_Task objective_. Transcribe all of the records word for word, but omit the pictures.
········
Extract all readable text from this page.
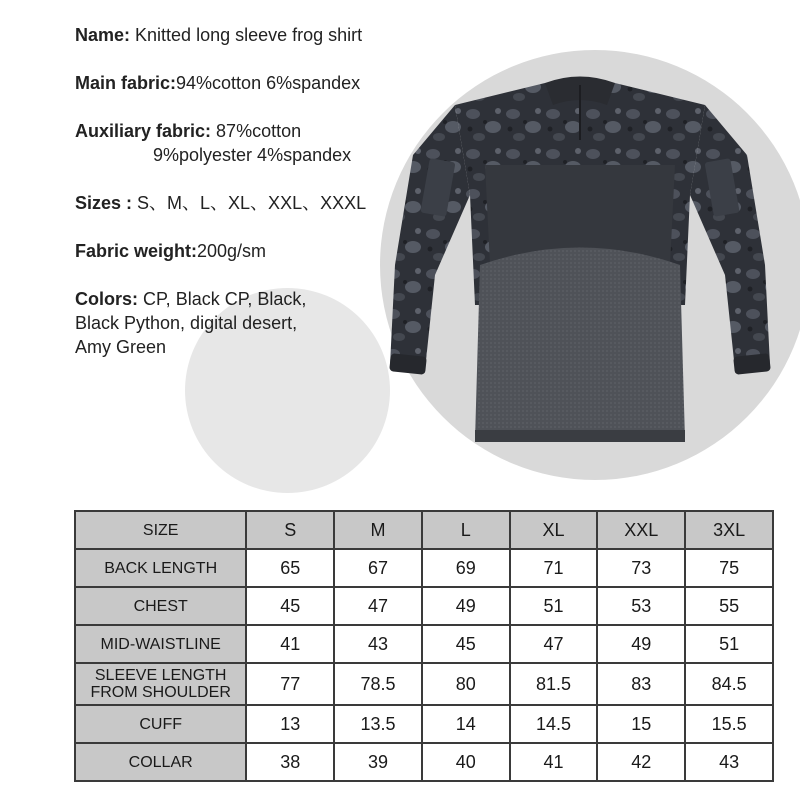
Name: Knitted long sleeve frog shirt
Main fabric:94%cotton 6%spandex
Auxiliary fabric: 87%cotton
9%polyester 4%spandex
Sizes : S、M、L、XL、XXL、XXXL
Fabric weight:200g/sm
Colors: CP, Black CP, Black,
Black Python, digital desert,
Amy Green
SIZE	S	M	L	XL	XXL	3XL
BACK LENGTH	65	67	69	71	73	75
CHEST	45	47	49	51	53	55
MID-WAISTLINE	41	43	45	47	49	51

SLEEVE LENGTH
FROM SHOULDER	77	78.5	80	81.5	83	84.5
CUFF	13	13.5	14	14.5	15	15.5
COLLAR	38	39	40	41	42	43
········
_Result of the task_.
Extract all readable text from this page.
Name: Knitted long sleeve frog shirt
Main fabric:94%cotton 6%spandex
Auxiliary fabric: 87%cotton
9%polyester 4%spandex
Sizes : S、M、L、XL、XXL、XXXL
Fabric weight:200g/sm
Colors: CP, Black CP, Black,
Black Python, digital desert,
Amy Green
SIZE	S	M	L	XL	XXL	3XL
BACK LENGTH	65	67	69	71	73	75
CHEST	45	47	49	51	53	55
MID-WAISTLINE	41	43	45	47	49	51

SLEEVE LENGTH
FROM SHOULDER	77	78.5	80	81.5	83	84.5
CUFF	13	13.5	14	14.5	15	15.5
COLLAR	38	39	40	41	42	43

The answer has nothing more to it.